◆ **WHAT YOU NEED TO DO**:
Return a copy of each line that holds the string "this".
#####
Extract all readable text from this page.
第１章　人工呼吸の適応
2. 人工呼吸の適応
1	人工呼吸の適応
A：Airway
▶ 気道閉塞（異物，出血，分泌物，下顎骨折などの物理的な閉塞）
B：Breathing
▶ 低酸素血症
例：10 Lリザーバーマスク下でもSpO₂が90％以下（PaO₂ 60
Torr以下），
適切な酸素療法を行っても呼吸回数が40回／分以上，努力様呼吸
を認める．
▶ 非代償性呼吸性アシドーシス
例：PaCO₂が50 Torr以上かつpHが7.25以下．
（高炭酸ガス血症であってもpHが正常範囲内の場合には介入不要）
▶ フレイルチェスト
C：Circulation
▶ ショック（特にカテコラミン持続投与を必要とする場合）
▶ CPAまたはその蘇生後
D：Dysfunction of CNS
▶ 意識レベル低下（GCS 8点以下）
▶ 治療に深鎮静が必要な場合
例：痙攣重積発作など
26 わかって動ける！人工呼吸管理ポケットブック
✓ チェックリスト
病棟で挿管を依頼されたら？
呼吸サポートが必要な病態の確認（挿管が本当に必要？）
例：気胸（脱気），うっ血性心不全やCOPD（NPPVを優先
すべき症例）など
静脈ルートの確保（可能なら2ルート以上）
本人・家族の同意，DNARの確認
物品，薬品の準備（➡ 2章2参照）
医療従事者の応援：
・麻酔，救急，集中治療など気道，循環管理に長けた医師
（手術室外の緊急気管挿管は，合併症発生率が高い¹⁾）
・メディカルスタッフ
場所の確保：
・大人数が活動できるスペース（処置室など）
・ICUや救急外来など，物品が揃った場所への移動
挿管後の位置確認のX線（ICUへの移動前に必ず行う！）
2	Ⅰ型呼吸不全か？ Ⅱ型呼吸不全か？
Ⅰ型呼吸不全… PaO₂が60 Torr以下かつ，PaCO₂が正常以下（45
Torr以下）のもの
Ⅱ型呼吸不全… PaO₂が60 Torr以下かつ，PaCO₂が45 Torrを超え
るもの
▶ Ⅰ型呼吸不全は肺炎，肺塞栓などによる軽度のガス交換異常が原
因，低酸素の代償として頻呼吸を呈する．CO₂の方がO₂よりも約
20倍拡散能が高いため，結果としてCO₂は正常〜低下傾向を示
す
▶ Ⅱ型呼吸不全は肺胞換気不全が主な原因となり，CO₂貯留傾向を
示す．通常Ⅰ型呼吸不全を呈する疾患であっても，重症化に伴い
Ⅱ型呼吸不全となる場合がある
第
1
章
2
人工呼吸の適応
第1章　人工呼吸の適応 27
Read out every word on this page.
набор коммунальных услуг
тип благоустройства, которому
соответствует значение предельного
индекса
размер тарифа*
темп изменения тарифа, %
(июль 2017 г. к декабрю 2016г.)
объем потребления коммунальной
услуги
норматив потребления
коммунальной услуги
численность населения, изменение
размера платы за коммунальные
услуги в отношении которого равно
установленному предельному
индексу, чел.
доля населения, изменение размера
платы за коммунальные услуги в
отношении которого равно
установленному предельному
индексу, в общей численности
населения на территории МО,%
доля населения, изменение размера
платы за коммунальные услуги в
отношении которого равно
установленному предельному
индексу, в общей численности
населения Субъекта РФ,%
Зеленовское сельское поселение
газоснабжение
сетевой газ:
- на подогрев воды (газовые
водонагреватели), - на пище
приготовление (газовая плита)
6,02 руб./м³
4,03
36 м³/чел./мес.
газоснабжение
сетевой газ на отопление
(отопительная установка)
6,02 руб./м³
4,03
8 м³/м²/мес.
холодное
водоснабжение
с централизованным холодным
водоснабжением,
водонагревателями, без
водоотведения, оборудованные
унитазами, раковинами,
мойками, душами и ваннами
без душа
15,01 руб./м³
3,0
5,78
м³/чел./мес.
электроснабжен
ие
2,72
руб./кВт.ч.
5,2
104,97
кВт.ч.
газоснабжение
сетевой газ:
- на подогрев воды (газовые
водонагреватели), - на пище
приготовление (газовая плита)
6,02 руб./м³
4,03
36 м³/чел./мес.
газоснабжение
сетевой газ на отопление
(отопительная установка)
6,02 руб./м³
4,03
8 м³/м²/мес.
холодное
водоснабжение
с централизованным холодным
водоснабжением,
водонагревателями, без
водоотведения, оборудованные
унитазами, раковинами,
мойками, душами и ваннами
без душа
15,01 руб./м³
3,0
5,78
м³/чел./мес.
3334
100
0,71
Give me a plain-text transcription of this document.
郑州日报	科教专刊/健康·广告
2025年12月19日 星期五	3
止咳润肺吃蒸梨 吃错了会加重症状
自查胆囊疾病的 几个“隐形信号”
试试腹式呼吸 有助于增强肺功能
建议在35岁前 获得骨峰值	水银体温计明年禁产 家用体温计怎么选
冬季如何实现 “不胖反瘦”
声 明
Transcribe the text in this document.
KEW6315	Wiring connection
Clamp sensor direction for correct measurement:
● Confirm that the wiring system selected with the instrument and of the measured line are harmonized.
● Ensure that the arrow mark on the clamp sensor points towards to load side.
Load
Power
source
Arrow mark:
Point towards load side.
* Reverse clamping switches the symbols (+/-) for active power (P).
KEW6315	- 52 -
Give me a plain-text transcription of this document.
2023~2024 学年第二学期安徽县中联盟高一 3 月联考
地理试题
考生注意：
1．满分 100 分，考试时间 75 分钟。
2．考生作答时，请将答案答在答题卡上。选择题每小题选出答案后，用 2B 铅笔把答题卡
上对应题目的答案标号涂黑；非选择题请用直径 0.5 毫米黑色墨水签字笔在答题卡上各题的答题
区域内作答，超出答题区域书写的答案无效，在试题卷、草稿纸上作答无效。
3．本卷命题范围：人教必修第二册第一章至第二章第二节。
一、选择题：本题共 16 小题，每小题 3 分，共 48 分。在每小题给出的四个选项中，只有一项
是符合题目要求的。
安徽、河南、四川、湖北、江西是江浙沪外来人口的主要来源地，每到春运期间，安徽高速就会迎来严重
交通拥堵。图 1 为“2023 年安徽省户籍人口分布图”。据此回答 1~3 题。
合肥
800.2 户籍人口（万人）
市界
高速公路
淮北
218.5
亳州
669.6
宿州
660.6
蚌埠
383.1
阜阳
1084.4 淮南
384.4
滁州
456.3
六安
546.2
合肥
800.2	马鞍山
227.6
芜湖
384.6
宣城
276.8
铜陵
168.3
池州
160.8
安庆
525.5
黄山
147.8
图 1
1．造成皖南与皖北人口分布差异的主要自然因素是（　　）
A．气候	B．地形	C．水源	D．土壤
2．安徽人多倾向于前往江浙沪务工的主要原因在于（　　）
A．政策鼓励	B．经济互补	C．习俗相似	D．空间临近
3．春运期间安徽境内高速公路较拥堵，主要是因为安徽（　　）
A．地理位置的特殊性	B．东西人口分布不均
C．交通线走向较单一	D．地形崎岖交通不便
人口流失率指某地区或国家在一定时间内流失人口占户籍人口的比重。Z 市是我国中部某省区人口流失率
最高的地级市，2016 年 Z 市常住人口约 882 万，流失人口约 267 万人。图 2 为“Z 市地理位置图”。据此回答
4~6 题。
#####
◆ **REPLY TO THE EXERCISE**:
Extract all readable text from this page.
Read out every word on this page.
Give me a plain-text transcription of this document.
Transcribe the text in this document.
Give me a plain-text transcription of this document.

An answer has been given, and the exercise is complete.